[Data records]
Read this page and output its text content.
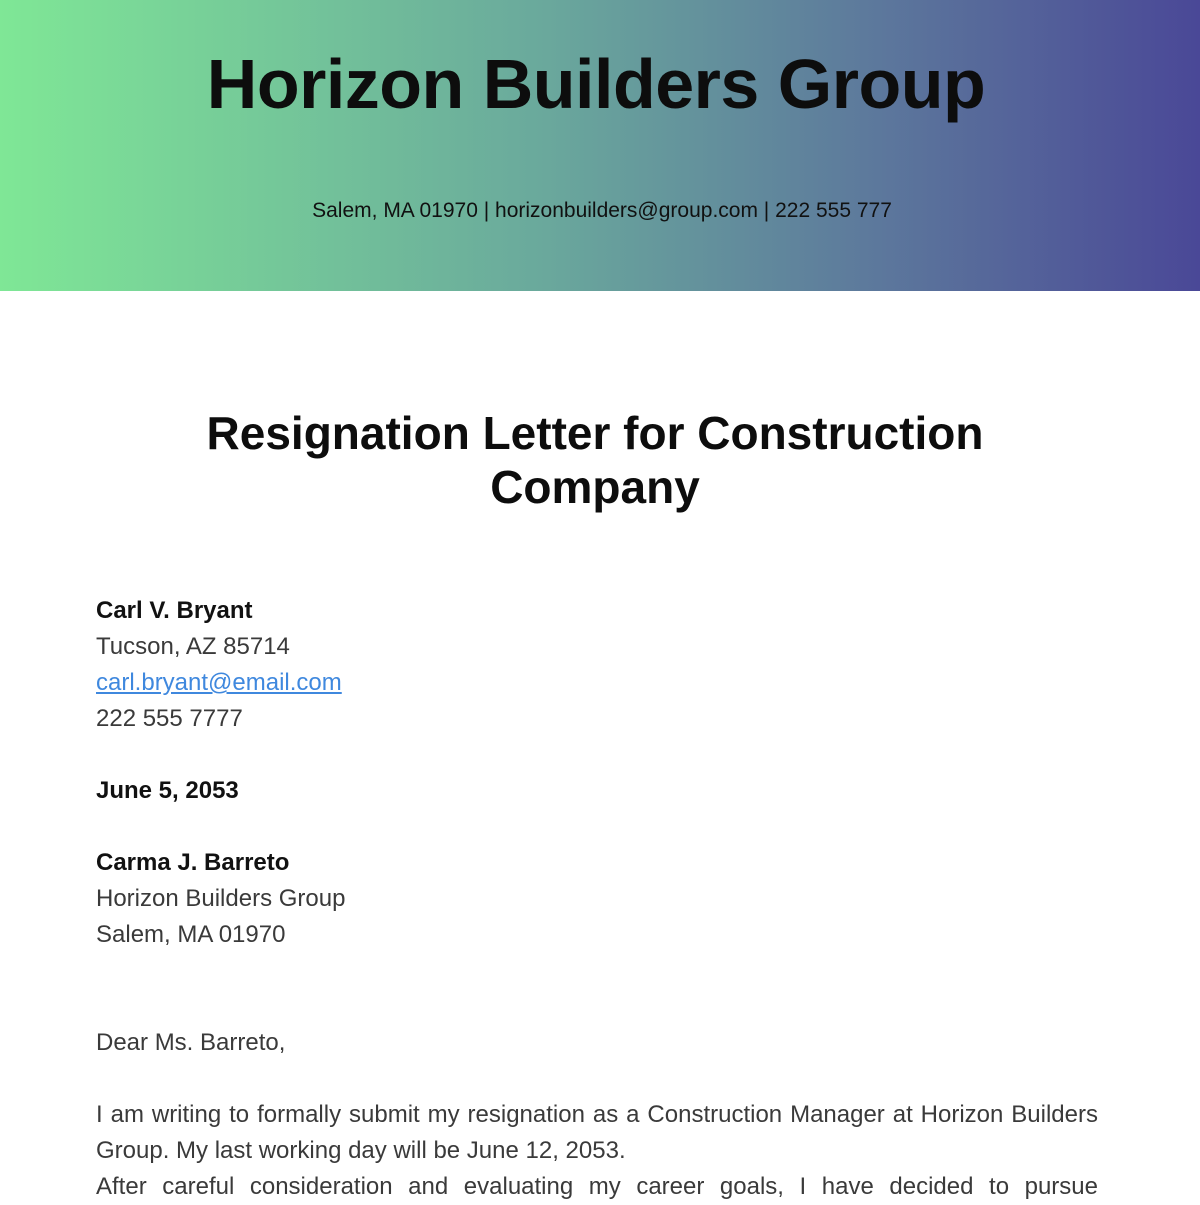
Horizon Builders Group
Salem, MA 01970 | horizonbuilders@group.com | 222 555 777
Resignation Letter for Construction Company
Carl V. Bryant
Tucson, AZ 85714
carl.bryant@email.com
222 555 7777
June 5, 2053
Carma J. Barreto
Horizon Builders Group
Salem, MA 01970
Dear Ms. Barreto,
I am writing to formally submit my resignation as a Construction Manager at Horizon Builders Group. My last working day will be June 12, 2053.
After careful consideration and evaluating my career goals, I have decided to pursue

WRITTEN INSTRUCTION: Extract all lines containing the word "Salem".

ANSWER TO THE TASK:
Salem, MA 01970 | horizonbuilders@group.com | 222 555 777
Salem, MA 01970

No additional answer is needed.